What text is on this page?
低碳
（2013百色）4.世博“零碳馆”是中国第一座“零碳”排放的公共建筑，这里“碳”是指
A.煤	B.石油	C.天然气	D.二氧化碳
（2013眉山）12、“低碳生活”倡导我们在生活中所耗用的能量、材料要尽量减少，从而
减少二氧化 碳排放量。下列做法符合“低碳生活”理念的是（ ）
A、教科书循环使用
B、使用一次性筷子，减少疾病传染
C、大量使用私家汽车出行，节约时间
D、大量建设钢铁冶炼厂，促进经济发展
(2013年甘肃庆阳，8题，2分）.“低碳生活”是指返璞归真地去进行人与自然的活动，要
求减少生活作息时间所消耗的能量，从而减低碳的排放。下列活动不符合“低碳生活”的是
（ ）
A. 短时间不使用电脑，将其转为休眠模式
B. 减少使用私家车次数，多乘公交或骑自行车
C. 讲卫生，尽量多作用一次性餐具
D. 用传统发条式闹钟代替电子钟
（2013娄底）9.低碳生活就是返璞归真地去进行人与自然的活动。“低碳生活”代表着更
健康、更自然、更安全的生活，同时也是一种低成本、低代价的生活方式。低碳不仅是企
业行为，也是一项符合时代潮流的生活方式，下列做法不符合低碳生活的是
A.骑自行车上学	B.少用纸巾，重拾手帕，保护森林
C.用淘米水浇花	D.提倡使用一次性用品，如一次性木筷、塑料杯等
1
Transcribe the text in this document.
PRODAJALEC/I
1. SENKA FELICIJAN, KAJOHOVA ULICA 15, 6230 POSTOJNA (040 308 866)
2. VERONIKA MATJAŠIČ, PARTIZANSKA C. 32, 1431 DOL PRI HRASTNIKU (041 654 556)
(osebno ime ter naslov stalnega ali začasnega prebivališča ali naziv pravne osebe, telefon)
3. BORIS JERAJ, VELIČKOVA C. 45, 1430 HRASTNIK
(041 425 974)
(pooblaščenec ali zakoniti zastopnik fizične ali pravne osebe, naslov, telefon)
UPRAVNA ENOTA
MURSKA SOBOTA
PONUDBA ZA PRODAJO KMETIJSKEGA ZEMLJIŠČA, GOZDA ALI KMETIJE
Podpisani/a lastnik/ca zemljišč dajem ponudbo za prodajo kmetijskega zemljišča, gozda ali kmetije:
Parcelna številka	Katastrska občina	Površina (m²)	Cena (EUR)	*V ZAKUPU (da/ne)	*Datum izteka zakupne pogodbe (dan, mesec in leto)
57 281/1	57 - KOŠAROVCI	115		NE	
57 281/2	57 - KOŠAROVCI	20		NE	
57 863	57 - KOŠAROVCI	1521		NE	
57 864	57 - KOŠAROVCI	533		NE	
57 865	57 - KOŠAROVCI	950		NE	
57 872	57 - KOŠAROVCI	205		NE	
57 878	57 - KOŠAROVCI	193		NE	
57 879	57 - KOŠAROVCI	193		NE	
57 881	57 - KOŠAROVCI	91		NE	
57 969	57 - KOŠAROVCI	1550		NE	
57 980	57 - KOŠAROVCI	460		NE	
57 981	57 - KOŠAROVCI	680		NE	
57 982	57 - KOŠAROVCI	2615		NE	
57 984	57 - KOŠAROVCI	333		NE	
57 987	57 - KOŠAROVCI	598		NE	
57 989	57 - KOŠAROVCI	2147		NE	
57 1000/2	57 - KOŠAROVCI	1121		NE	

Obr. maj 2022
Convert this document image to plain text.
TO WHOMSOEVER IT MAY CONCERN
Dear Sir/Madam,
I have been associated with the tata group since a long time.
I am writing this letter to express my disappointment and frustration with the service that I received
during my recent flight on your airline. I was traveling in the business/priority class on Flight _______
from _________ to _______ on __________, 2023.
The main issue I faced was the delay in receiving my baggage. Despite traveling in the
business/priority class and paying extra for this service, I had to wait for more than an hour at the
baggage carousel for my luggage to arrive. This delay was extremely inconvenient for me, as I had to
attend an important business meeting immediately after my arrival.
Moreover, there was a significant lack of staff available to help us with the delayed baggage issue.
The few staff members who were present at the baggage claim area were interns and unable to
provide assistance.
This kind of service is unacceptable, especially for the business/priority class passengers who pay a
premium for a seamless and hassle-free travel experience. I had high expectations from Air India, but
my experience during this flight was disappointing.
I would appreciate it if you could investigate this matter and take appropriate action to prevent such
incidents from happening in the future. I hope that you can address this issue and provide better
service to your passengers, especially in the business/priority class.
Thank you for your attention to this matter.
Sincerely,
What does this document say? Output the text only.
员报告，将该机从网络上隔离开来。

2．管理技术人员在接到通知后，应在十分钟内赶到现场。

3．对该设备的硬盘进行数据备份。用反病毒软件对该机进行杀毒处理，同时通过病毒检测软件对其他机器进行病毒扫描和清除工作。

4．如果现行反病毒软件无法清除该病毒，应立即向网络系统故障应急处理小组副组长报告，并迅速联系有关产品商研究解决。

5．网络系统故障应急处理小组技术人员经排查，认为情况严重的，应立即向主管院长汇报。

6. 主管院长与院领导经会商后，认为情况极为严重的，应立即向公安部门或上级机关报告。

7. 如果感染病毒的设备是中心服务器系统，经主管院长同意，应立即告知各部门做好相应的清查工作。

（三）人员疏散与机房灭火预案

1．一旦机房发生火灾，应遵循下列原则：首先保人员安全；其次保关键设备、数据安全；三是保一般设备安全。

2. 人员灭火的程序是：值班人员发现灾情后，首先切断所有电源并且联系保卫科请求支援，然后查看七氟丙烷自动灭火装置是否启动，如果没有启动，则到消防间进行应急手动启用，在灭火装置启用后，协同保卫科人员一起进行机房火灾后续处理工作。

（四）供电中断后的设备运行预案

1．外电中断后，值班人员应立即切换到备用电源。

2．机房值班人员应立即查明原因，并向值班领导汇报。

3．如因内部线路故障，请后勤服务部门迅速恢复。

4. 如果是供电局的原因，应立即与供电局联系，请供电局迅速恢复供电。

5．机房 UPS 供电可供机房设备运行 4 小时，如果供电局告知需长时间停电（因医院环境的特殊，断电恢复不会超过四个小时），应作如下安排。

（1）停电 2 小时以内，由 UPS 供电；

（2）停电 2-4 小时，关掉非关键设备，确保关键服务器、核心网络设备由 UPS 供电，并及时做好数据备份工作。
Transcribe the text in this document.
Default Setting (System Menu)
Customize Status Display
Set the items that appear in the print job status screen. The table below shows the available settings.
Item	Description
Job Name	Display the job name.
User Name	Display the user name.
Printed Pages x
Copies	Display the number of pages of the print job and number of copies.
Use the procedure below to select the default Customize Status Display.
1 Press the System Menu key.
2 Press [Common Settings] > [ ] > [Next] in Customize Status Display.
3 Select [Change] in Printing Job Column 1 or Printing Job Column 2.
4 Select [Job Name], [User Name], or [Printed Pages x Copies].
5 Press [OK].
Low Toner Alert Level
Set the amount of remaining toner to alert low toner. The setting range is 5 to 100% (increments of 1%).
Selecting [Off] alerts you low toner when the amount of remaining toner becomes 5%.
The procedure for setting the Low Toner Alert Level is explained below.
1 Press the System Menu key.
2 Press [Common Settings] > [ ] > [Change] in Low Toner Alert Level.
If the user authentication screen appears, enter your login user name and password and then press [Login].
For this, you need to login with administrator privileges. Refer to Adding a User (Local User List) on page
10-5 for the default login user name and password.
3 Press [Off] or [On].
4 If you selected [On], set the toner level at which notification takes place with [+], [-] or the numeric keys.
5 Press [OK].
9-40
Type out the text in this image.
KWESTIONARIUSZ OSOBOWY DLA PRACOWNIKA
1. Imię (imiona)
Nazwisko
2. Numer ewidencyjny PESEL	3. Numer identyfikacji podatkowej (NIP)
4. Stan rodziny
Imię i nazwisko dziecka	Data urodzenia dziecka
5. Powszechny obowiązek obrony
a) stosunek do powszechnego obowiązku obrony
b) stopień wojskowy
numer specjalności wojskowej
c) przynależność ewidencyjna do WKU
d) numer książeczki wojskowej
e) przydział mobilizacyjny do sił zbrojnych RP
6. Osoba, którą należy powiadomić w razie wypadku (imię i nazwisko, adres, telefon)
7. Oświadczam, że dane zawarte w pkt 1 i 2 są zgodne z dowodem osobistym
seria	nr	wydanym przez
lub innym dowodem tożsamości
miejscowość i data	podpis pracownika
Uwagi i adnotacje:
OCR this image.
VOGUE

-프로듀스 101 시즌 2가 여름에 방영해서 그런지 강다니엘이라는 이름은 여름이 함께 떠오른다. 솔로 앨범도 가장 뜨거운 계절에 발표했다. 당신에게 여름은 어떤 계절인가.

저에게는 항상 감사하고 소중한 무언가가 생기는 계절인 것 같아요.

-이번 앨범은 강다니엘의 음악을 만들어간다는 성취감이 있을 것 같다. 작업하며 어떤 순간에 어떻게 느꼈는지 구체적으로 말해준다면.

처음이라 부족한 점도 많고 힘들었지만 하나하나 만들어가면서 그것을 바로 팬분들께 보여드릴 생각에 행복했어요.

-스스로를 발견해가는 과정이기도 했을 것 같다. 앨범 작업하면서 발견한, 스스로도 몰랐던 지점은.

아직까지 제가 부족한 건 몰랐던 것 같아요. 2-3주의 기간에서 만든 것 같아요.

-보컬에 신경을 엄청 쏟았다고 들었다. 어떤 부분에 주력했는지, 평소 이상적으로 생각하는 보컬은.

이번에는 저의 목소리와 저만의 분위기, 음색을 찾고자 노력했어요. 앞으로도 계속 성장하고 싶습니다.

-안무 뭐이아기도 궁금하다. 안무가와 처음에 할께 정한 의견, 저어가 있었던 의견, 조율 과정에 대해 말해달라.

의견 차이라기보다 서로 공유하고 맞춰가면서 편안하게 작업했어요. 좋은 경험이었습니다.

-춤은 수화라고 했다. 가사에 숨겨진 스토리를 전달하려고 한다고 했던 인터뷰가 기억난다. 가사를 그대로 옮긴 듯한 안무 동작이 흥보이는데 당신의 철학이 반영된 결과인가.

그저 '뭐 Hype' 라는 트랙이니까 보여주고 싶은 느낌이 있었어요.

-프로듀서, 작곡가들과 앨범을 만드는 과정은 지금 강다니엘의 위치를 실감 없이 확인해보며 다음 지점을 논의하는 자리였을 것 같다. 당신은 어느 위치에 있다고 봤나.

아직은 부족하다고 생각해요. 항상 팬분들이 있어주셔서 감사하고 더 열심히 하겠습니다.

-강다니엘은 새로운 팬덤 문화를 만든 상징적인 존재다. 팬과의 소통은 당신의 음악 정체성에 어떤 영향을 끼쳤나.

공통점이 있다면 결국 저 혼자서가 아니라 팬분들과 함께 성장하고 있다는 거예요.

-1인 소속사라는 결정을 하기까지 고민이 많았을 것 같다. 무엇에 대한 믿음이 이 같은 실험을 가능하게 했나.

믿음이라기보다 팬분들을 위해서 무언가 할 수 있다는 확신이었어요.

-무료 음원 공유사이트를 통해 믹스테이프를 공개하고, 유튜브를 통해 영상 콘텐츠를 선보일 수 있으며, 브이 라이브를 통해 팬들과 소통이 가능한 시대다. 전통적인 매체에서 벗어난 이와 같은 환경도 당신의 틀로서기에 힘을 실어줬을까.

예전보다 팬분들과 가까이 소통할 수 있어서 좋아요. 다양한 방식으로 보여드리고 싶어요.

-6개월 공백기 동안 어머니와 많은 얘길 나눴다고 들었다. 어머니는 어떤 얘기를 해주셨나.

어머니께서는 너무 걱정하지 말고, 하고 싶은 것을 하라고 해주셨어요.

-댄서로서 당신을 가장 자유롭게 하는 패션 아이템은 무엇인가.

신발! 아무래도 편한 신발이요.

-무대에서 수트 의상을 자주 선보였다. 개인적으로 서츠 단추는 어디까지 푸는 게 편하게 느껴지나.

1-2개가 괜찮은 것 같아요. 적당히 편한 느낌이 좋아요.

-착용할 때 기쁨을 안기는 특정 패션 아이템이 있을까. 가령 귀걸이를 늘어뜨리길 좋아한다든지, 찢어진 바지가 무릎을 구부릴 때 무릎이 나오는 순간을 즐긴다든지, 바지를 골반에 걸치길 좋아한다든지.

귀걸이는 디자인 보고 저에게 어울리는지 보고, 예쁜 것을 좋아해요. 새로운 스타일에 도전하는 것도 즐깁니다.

◆ ◆ ◆

-- Problem to work on --
Each line above that holds the string "amount" should be copied and shown.

-- Solution to the exercise --
Set the amount of remaining toner to alert low toner. The setting range is 5 to 100% (increments of 1%).
Selecting [Off] alerts you low toner when the amount of remaining toner becomes 5%.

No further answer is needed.